Brief
Output only the lines from the one holding "Read all visible content and emit it as JSON." to the end of the data below, please, copied exactly.

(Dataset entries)
= = = = = = =

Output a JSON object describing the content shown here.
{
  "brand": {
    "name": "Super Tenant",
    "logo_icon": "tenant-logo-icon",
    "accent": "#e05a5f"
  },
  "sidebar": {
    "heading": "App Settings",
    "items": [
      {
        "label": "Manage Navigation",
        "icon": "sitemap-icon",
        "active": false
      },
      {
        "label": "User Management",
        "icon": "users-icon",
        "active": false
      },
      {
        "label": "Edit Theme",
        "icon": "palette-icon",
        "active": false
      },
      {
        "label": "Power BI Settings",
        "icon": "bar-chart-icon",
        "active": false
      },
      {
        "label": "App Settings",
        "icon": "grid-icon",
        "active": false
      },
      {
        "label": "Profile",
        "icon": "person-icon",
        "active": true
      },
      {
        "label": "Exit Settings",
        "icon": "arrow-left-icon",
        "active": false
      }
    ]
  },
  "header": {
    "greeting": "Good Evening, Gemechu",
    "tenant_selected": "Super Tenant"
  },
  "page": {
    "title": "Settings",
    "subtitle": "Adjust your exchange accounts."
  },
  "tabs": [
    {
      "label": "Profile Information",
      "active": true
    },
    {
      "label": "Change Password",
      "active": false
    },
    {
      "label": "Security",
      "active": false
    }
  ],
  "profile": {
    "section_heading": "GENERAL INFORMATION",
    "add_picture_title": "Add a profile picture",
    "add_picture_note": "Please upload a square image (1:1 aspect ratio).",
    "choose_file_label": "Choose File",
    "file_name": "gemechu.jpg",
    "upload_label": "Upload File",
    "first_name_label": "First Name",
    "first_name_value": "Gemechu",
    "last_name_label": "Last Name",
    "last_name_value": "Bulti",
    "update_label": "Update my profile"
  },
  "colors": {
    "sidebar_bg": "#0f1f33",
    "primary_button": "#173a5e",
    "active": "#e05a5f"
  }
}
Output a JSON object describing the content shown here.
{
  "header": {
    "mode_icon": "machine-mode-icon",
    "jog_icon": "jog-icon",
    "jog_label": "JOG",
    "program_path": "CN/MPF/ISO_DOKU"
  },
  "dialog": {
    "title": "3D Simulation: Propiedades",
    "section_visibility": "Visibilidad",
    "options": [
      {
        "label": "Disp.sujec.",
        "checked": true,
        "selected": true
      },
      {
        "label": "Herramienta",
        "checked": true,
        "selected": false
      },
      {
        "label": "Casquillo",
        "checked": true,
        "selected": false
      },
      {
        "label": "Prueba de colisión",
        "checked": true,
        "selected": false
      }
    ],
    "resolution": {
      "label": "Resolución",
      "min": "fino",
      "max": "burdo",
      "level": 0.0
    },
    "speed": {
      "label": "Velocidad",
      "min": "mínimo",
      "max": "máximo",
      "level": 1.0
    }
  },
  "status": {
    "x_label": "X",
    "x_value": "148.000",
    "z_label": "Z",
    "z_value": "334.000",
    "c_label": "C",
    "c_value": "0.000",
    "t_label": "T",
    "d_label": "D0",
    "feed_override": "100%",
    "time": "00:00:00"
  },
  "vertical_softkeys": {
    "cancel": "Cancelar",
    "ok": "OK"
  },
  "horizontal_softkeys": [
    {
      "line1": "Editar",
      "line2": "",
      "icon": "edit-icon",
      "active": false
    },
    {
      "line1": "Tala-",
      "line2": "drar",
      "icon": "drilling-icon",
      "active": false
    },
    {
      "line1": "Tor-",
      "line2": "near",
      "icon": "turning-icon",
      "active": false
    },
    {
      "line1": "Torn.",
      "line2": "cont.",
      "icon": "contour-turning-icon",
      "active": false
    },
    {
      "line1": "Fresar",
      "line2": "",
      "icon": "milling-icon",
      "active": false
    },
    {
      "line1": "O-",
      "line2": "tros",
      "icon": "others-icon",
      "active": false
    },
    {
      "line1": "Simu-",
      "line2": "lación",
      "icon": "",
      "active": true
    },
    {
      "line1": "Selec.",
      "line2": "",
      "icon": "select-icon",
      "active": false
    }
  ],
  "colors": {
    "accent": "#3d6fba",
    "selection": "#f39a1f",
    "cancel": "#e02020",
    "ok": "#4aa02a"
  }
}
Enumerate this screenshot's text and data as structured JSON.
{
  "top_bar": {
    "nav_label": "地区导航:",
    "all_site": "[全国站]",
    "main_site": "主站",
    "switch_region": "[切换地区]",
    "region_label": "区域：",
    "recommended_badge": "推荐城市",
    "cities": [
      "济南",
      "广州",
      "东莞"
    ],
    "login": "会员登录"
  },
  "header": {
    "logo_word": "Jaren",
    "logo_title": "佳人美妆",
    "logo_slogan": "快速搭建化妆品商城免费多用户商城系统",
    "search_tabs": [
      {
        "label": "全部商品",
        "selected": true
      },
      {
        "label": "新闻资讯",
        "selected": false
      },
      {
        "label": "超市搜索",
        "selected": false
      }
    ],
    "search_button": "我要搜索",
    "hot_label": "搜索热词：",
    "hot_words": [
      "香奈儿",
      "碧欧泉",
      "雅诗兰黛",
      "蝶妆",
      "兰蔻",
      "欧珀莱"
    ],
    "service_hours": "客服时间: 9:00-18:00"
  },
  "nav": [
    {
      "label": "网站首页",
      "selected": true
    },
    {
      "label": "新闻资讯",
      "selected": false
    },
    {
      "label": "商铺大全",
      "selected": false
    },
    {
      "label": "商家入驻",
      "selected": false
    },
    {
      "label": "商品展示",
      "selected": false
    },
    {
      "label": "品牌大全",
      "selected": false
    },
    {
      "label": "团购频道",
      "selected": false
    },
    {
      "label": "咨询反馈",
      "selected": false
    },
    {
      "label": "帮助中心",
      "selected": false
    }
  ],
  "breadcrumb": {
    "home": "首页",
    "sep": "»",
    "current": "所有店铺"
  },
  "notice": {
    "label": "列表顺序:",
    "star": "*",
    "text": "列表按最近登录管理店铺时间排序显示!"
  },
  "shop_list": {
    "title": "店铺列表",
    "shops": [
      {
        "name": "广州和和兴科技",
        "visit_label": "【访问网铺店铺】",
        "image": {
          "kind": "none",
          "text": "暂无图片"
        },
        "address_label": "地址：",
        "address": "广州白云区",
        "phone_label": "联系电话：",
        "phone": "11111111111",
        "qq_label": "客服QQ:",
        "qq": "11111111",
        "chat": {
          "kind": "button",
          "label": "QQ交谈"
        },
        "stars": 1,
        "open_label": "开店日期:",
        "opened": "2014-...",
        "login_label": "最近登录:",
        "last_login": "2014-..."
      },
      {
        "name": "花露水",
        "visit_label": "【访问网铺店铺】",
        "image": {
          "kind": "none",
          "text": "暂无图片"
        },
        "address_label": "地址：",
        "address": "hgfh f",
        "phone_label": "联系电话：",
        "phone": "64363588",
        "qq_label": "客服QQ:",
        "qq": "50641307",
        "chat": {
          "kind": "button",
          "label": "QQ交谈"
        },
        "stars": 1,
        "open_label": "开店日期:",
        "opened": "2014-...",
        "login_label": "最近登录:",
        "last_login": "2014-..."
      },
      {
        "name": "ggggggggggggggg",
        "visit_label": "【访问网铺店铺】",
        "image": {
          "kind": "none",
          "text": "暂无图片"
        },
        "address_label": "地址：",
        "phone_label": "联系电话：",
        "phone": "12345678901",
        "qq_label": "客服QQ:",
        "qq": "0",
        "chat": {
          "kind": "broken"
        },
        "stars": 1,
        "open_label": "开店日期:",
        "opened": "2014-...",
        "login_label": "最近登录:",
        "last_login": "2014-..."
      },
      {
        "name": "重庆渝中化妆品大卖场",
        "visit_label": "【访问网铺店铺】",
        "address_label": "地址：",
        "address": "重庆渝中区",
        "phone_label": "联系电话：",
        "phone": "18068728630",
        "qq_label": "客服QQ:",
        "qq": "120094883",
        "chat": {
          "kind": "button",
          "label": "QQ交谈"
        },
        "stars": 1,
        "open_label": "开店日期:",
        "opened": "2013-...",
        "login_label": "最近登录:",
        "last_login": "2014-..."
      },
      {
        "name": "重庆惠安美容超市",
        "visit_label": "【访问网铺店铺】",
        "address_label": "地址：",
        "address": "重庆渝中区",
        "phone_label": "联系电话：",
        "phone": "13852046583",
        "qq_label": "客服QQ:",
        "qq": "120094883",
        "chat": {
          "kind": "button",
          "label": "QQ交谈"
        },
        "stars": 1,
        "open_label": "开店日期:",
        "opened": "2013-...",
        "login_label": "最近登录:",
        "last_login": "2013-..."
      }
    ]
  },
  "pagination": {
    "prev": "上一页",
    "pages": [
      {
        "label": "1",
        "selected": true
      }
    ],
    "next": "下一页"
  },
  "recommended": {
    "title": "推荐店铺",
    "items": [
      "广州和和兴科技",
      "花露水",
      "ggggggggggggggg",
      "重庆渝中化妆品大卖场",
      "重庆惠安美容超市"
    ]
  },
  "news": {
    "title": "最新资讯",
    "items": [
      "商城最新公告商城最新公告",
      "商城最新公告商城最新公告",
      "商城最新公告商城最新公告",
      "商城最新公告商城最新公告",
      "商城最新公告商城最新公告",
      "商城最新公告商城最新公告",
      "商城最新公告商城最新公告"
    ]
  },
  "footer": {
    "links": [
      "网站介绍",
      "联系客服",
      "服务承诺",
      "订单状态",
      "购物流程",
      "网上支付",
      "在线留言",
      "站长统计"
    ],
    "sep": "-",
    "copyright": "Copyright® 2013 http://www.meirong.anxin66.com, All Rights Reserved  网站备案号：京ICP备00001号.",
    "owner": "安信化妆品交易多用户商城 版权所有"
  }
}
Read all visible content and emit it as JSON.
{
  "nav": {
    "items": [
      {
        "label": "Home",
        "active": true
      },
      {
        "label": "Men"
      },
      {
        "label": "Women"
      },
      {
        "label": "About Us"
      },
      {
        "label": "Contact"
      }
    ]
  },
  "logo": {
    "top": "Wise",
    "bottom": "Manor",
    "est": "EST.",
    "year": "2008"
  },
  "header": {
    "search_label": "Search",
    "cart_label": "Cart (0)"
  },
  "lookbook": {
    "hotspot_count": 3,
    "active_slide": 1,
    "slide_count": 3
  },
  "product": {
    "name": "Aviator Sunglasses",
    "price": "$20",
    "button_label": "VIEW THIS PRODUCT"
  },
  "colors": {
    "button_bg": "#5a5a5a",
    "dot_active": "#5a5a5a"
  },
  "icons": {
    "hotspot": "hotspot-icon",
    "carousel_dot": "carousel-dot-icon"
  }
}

= = = = = = =

Output for this exercise
Read all visible content and emit it as JSON.
{
  "nav": {
    "items": [
      {
        "label": "Home",
        "active": true
      },
      {
        "label": "Men"
      },
      {
        "label": "Women"
      },
      {
        "label": "About Us"
      },
      {
        "label": "Contact"
      }
    ]
  },
  "logo": {
    "top": "Wise",
    "bottom": "Manor",
    "est": "EST.",
    "year": "2008"
  },
  "header": {
    "search_label": "Search",
    "cart_label": "Cart (0)"
  },
  "lookbook": {
    "hotspot_count": 3,
    "active_slide": 1,
    "slide_count": 3
  },
  "product": {
    "name": "Aviator Sunglasses",
    "price": "$20",
    "button_label": "VIEW THIS PRODUCT"
  },
  "colors": {
    "button_bg": "#5a5a5a",
    "dot_active": "#5a5a5a"
  },
  "icons": {
    "hotspot": "hotspot-icon",
    "carousel_dot": "carousel-dot-icon"
  }
}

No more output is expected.